Start EXTRACTED MATERIAL

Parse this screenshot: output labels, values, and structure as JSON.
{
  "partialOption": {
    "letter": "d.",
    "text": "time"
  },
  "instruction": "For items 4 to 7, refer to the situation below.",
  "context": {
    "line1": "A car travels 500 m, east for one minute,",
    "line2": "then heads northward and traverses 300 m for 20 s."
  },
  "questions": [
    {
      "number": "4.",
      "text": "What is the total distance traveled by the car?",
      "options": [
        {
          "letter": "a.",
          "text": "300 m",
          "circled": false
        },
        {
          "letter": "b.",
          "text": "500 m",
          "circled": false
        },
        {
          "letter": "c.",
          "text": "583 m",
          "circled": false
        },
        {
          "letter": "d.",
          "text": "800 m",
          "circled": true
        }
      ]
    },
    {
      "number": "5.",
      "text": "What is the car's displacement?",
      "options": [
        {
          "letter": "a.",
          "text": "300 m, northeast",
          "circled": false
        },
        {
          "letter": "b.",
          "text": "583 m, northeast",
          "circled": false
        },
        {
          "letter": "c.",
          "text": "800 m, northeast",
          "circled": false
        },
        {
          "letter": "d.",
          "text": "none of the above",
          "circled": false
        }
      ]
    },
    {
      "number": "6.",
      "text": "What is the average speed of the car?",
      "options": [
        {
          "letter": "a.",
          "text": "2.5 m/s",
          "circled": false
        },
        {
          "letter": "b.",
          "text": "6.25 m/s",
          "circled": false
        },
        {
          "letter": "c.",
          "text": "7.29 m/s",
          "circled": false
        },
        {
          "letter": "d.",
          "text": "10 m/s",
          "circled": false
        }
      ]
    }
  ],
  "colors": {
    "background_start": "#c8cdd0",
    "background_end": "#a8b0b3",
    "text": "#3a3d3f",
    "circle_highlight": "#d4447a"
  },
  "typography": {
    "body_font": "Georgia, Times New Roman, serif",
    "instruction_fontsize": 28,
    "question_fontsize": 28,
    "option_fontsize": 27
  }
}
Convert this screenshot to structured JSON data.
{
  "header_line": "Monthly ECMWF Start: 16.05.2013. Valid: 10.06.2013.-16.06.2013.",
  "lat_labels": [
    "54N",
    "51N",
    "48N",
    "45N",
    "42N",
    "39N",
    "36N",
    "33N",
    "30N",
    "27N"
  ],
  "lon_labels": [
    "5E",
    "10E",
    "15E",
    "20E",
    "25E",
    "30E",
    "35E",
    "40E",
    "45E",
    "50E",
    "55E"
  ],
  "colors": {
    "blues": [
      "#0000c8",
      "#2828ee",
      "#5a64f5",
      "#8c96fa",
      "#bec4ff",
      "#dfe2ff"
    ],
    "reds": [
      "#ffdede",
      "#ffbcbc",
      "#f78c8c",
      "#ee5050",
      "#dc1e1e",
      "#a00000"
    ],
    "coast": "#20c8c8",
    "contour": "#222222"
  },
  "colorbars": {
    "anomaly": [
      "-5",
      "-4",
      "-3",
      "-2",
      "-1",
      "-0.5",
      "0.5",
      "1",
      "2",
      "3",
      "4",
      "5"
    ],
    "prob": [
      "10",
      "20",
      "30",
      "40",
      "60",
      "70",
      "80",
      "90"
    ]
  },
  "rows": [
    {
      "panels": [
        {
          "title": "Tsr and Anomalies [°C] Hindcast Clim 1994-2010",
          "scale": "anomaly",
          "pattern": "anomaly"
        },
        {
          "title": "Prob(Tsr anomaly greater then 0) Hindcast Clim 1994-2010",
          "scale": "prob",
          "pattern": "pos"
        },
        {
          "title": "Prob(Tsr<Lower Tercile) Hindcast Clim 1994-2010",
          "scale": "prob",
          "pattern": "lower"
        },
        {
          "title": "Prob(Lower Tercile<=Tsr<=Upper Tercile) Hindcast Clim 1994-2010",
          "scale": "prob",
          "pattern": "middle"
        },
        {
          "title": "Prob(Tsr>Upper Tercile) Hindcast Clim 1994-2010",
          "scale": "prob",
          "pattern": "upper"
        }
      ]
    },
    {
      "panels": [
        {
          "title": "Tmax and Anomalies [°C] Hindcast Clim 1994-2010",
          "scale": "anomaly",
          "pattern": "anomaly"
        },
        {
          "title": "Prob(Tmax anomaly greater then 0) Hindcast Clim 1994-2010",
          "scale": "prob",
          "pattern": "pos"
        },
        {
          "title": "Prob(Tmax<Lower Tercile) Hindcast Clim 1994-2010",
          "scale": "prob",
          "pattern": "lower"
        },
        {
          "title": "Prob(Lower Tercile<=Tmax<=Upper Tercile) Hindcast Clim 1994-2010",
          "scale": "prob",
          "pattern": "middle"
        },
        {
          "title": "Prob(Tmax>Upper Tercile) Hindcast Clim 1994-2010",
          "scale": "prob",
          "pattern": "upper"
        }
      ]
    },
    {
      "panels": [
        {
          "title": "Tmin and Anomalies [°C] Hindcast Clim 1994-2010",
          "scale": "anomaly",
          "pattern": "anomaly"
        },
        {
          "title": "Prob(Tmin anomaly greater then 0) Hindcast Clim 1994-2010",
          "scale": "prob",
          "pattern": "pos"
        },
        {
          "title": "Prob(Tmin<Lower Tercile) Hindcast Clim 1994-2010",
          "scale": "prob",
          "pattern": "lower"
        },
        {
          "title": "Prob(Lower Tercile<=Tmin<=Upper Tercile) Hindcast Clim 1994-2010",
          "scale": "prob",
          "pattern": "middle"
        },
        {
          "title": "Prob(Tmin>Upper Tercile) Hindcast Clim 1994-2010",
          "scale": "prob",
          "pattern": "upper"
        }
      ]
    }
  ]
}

End EXTRACTED MATERIAL

■ **DIRECTIONS**
Show the lines of the records that include the string "Tercile".

■ **RESPONSE TO THIS EXERCISE**
          "title": "Prob(Tsr<Lower Tercile) Hindcast Clim 1994-2010",
          "title": "Prob(Lower Tercile<=Tsr<=Upper Tercile) Hindcast Clim 1994-2010",
          "title": "Prob(Tsr>Upper Tercile) Hindcast Clim 1994-2010",
          "title": "Prob(Tmax<Lower Tercile) Hindcast Clim 1994-2010",
          "title": "Prob(Lower Tercile<=Tmax<=Upper Tercile) Hindcast Clim 1994-2010",
          "title": "Prob(Tmax>Upper Tercile) Hindcast Clim 1994-2010",
          "title": "Prob(Tmin<Lower Tercile) Hindcast Clim 1994-2010",
          "title": "Prob(Lower Tercile<=Tmin<=Upper Tercile) Hindcast Clim 1994-2010",
          "title": "Prob(Tmin>Upper Tercile) Hindcast Clim 1994-2010",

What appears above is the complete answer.